_YOUR INSTRUCTIONS_
Repeat each line exactly as it is written.

::: WORKING DATA

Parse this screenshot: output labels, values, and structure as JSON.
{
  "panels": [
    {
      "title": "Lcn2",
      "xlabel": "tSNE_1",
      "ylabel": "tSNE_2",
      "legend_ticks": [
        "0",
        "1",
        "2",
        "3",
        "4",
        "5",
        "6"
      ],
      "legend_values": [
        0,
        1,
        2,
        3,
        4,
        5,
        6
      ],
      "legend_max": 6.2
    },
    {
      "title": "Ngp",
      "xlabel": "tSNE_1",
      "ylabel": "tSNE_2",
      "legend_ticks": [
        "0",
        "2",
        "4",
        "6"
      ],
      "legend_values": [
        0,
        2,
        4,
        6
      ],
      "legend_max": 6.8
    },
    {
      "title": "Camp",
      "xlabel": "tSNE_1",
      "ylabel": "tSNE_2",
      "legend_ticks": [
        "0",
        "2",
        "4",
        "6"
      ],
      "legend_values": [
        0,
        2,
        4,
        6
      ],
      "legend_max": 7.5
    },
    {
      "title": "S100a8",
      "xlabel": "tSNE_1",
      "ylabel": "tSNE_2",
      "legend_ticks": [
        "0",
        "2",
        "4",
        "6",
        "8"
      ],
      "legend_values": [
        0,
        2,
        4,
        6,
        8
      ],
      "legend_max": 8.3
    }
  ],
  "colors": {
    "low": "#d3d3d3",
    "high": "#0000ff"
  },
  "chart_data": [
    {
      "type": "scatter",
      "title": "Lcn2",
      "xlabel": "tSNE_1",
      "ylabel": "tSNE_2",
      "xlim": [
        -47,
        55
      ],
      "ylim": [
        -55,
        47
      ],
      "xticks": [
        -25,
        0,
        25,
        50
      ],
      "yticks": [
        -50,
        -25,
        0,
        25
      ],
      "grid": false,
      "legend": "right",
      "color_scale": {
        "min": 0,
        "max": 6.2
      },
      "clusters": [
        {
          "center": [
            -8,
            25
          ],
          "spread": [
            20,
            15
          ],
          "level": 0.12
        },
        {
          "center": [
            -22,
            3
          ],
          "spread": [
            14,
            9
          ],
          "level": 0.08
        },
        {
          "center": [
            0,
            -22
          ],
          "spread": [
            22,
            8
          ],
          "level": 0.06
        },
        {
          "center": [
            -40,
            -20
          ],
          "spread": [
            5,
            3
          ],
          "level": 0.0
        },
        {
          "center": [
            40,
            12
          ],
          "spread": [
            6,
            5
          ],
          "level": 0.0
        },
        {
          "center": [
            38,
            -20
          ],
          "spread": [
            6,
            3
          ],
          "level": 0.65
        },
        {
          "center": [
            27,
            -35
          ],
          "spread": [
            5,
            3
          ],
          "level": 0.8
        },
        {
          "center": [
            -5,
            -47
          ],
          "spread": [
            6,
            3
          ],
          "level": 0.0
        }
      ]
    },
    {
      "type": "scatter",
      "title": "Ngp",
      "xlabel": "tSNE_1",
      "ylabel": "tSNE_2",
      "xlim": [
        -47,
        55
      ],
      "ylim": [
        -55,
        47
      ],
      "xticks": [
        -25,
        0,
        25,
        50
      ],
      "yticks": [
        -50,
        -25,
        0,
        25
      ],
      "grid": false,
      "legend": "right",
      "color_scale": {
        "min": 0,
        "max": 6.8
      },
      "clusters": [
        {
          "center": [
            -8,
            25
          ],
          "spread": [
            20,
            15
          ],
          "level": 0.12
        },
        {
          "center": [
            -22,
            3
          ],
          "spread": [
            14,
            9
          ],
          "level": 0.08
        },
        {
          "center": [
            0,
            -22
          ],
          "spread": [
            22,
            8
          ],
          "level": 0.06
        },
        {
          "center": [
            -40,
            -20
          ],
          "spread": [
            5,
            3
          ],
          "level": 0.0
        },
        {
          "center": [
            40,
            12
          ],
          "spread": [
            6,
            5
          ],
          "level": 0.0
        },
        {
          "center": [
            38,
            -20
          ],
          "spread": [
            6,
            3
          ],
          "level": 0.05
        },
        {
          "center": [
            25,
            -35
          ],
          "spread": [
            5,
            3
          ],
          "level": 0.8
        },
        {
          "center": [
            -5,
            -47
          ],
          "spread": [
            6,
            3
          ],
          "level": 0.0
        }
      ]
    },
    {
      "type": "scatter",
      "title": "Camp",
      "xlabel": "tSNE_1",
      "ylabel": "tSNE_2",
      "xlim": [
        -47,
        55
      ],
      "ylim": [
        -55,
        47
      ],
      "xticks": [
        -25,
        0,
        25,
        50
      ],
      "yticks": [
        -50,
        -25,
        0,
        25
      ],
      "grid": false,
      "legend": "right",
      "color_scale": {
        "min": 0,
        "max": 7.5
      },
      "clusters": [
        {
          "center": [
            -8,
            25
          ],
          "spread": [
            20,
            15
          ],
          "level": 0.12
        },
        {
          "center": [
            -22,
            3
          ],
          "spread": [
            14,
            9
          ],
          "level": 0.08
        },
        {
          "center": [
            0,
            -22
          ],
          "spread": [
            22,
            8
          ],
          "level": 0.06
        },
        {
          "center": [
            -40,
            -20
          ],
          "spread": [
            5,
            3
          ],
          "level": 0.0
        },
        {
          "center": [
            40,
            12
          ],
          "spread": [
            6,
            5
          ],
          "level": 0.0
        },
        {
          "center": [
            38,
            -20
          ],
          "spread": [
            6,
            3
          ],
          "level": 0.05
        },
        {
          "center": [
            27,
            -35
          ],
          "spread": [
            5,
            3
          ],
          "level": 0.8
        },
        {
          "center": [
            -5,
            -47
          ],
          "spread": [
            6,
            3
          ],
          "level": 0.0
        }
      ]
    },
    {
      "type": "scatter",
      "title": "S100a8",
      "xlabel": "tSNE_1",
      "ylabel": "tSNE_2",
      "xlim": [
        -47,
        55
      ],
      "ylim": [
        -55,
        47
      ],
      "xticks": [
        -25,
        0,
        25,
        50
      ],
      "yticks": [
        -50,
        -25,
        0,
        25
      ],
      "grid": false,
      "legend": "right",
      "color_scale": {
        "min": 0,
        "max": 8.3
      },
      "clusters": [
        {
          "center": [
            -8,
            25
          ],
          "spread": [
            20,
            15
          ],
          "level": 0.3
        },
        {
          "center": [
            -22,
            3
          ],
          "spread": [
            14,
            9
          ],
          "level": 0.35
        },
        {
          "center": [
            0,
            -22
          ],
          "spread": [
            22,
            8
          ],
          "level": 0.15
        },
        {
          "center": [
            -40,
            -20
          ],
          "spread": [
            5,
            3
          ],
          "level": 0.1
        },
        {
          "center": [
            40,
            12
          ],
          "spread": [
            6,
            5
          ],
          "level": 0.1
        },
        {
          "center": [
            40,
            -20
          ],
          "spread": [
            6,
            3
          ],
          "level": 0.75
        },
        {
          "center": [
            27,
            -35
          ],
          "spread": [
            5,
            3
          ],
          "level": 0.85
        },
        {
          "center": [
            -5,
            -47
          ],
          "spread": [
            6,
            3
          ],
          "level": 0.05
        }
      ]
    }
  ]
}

::::::

_FULL SOLUTION_
Parse this screenshot: output labels, values, and structure as JSON.
{
  "panels": [
    {
      "title": "Lcn2",
      "xlabel": "tSNE_1",
      "ylabel": "tSNE_2",
      "legend_ticks": [
        "0",
        "1",
        "2",
        "3",
        "4",
        "5",
        "6"
      ],
      "legend_values": [
        0,
        1,
        2,
        3,
        4,
        5,
        6
      ],
      "legend_max": 6.2
    },
    {
      "title": "Ngp",
      "xlabel": "tSNE_1",
      "ylabel": "tSNE_2",
      "legend_ticks": [
        "0",
        "2",
        "4",
        "6"
      ],
      "legend_values": [
        0,
        2,
        4,
        6
      ],
      "legend_max": 6.8
    },
    {
      "title": "Camp",
      "xlabel": "tSNE_1",
      "ylabel": "tSNE_2",
      "legend_ticks": [
        "0",
        "2",
        "4",
        "6"
      ],
      "legend_values": [
        0,
        2,
        4,
        6
      ],
      "legend_max": 7.5
    },
    {
      "title": "S100a8",
      "xlabel": "tSNE_1",
      "ylabel": "tSNE_2",
      "legend_ticks": [
        "0",
        "2",
        "4",
        "6",
        "8"
      ],
      "legend_values": [
        0,
        2,
        4,
        6,
        8
      ],
      "legend_max": 8.3
    }
  ],
  "colors": {
    "low": "#d3d3d3",
    "high": "#0000ff"
  },
  "chart_data": [
    {
      "type": "scatter",
      "title": "Lcn2",
      "xlabel": "tSNE_1",
      "ylabel": "tSNE_2",
      "xlim": [
        -47,
        55
      ],
      "ylim": [
        -55,
        47
      ],
      "xticks": [
        -25,
        0,
        25,
        50
      ],
      "yticks": [
        -50,
        -25,
        0,
        25
      ],
      "grid": false,
      "legend": "right",
      "color_scale": {
        "min": 0,
        "max": 6.2
      },
      "clusters": [
        {
          "center": [
            -8,
            25
          ],
          "spread": [
            20,
            15
          ],
          "level": 0.12
        },
        {
          "center": [
            -22,
            3
          ],
          "spread": [
            14,
            9
          ],
          "level": 0.08
        },
        {
          "center": [
            0,
            -22
          ],
          "spread": [
            22,
            8
          ],
          "level": 0.06
        },
        {
          "center": [
            -40,
            -20
          ],
          "spread": [
            5,
            3
          ],
          "level": 0.0
        },
        {
          "center": [
            40,
            12
          ],
          "spread": [
            6,
            5
          ],
          "level": 0.0
        },
        {
          "center": [
            38,
            -20
          ],
          "spread": [
            6,
            3
          ],
          "level": 0.65
        },
        {
          "center": [
            27,
            -35
          ],
          "spread": [
            5,
            3
          ],
          "level": 0.8
        },
        {
          "center": [
            -5,
            -47
          ],
          "spread": [
            6,
            3
          ],
          "level": 0.0
        }
      ]
    },
    {
      "type": "scatter",
      "title": "Ngp",
      "xlabel": "tSNE_1",
      "ylabel": "tSNE_2",
      "xlim": [
        -47,
        55
      ],
      "ylim": [
        -55,
        47
      ],
      "xticks": [
        -25,
        0,
        25,
        50
      ],
      "yticks": [
        -50,
        -25,
        0,
        25
      ],
      "grid": false,
      "legend": "right",
      "color_scale": {
        "min": 0,
        "max": 6.8
      },
      "clusters": [
        {
          "center": [
            -8,
            25
          ],
          "spread": [
            20,
            15
          ],
          "level": 0.12
        },
        {
          "center": [
            -22,
            3
          ],
          "spread": [
            14,
            9
          ],
          "level": 0.08
        },
        {
          "center": [
            0,
            -22
          ],
          "spread": [
            22,
            8
          ],
          "level": 0.06
        },
        {
          "center": [
            -40,
            -20
          ],
          "spread": [
            5,
            3
          ],
          "level": 0.0
        },
        {
          "center": [
            40,
            12
          ],
          "spread": [
            6,
            5
          ],
          "level": 0.0
        },
        {
          "center": [
            38,
            -20
          ],
          "spread": [
            6,
            3
          ],
          "level": 0.05
        },
        {
          "center": [
            25,
            -35
          ],
          "spread": [
            5,
            3
          ],
          "level": 0.8
        },
        {
          "center": [
            -5,
            -47
          ],
          "spread": [
            6,
            3
          ],
          "level": 0.0
        }
      ]
    },
    {
      "type": "scatter",
      "title": "Camp",
      "xlabel": "tSNE_1",
      "ylabel": "tSNE_2",
      "xlim": [
        -47,
        55
      ],
      "ylim": [
        -55,
        47
      ],
      "xticks": [
        -25,
        0,
        25,
        50
      ],
      "yticks": [
        -50,
        -25,
        0,
        25
      ],
      "grid": false,
      "legend": "right",
      "color_scale": {
        "min": 0,
        "max": 7.5
      },
      "clusters": [
        {
          "center": [
            -8,
            25
          ],
          "spread": [
            20,
            15
          ],
          "level": 0.12
        },
        {
          "center": [
            -22,
            3
          ],
          "spread": [
            14,
            9
          ],
          "level": 0.08
        },
        {
          "center": [
            0,
            -22
          ],
          "spread": [
            22,
            8
          ],
          "level": 0.06
        },
        {
          "center": [
            -40,
            -20
          ],
          "spread": [
            5,
            3
          ],
          "level": 0.0
        },
        {
          "center": [
            40,
            12
          ],
          "spread": [
            6,
            5
          ],
          "level": 0.0
        },
        {
          "center": [
            38,
            -20
          ],
          "spread": [
            6,
            3
          ],
          "level": 0.05
        },
        {
          "center": [
            27,
            -35
          ],
          "spread": [
            5,
            3
          ],
          "level": 0.8
        },
        {
          "center": [
            -5,
            -47
          ],
          "spread": [
            6,
            3
          ],
          "level": 0.0
        }
      ]
    },
    {
      "type": "scatter",
      "title": "S100a8",
      "xlabel": "tSNE_1",
      "ylabel": "tSNE_2",
      "xlim": [
        -47,
        55
      ],
      "ylim": [
        -55,
        47
      ],
      "xticks": [
        -25,
        0,
        25,
        50
      ],
      "yticks": [
        -50,
        -25,
        0,
        25
      ],
      "grid": false,
      "legend": "right",
      "color_scale": {
        "min": 0,
        "max": 8.3
      },
      "clusters": [
        {
          "center": [
            -8,
            25
          ],
          "spread": [
            20,
            15
          ],
          "level": 0.3
        },
        {
          "center": [
            -22,
            3
          ],
          "spread": [
            14,
            9
          ],
          "level": 0.35
        },
        {
          "center": [
            0,
            -22
          ],
          "spread": [
            22,
            8
          ],
          "level": 0.15
        },
        {
          "center": [
            -40,
            -20
          ],
          "spread": [
            5,
            3
          ],
          "level": 0.1
        },
        {
          "center": [
            40,
            12
          ],
          "spread": [
            6,
            5
          ],
          "level": 0.1
        },
        {
          "center": [
            40,
            -20
          ],
          "spread": [
            6,
            3
          ],
          "level": 0.75
        },
        {
          "center": [
            27,
            -35
          ],
          "spread": [
            5,
            3
          ],
          "level": 0.85
        },
        {
          "center": [
            -5,
            -47
          ],
          "spread": [
            6,
            3
          ],
          "level": 0.05
        }
      ]
    }
  ]
}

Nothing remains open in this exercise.